Records excerpted from a collection —
******************************

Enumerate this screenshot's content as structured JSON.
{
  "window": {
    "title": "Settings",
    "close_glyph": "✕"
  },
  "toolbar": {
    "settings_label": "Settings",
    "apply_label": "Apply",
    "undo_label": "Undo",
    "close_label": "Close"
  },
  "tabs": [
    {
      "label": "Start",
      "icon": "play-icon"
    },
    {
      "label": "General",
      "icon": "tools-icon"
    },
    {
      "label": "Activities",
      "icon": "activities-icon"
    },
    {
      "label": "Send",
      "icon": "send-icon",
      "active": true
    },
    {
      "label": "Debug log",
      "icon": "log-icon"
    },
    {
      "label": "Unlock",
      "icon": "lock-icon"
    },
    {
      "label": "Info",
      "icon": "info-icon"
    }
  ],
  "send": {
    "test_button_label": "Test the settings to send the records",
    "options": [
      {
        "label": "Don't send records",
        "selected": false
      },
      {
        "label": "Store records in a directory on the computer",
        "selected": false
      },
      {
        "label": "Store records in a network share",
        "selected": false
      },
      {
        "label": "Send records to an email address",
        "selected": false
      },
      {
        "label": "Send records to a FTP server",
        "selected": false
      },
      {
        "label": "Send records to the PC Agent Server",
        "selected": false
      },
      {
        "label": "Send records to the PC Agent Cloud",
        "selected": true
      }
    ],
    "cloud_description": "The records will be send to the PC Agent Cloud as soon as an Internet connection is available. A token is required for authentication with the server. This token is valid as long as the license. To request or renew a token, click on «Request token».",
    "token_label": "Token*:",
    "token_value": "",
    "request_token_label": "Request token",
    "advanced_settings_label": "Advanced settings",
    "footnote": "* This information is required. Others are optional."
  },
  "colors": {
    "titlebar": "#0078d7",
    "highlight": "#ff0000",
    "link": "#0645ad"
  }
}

******************************

Short exercise —
Set all of the entries down again, exactly as they were given.

Task output —
Enumerate this screenshot's content as structured JSON.
{
  "window": {
    "title": "Settings",
    "close_glyph": "✕"
  },
  "toolbar": {
    "settings_label": "Settings",
    "apply_label": "Apply",
    "undo_label": "Undo",
    "close_label": "Close"
  },
  "tabs": [
    {
      "label": "Start",
      "icon": "play-icon"
    },
    {
      "label": "General",
      "icon": "tools-icon"
    },
    {
      "label": "Activities",
      "icon": "activities-icon"
    },
    {
      "label": "Send",
      "icon": "send-icon",
      "active": true
    },
    {
      "label": "Debug log",
      "icon": "log-icon"
    },
    {
      "label": "Unlock",
      "icon": "lock-icon"
    },
    {
      "label": "Info",
      "icon": "info-icon"
    }
  ],
  "send": {
    "test_button_label": "Test the settings to send the records",
    "options": [
      {
        "label": "Don't send records",
        "selected": false
      },
      {
        "label": "Store records in a directory on the computer",
        "selected": false
      },
      {
        "label": "Store records in a network share",
        "selected": false
      },
      {
        "label": "Send records to an email address",
        "selected": false
      },
      {
        "label": "Send records to a FTP server",
        "selected": false
      },
      {
        "label": "Send records to the PC Agent Server",
        "selected": false
      },
      {
        "label": "Send records to the PC Agent Cloud",
        "selected": true
      }
    ],
    "cloud_description": "The records will be send to the PC Agent Cloud as soon as an Internet connection is available. A token is required for authentication with the server. This token is valid as long as the license. To request or renew a token, click on «Request token».",
    "token_label": "Token*:",
    "token_value": "",
    "request_token_label": "Request token",
    "advanced_settings_label": "Advanced settings",
    "footnote": "* This information is required. Others are optional."
  },
  "colors": {
    "titlebar": "#0078d7",
    "highlight": "#ff0000",
    "link": "#0645ad"
  }
}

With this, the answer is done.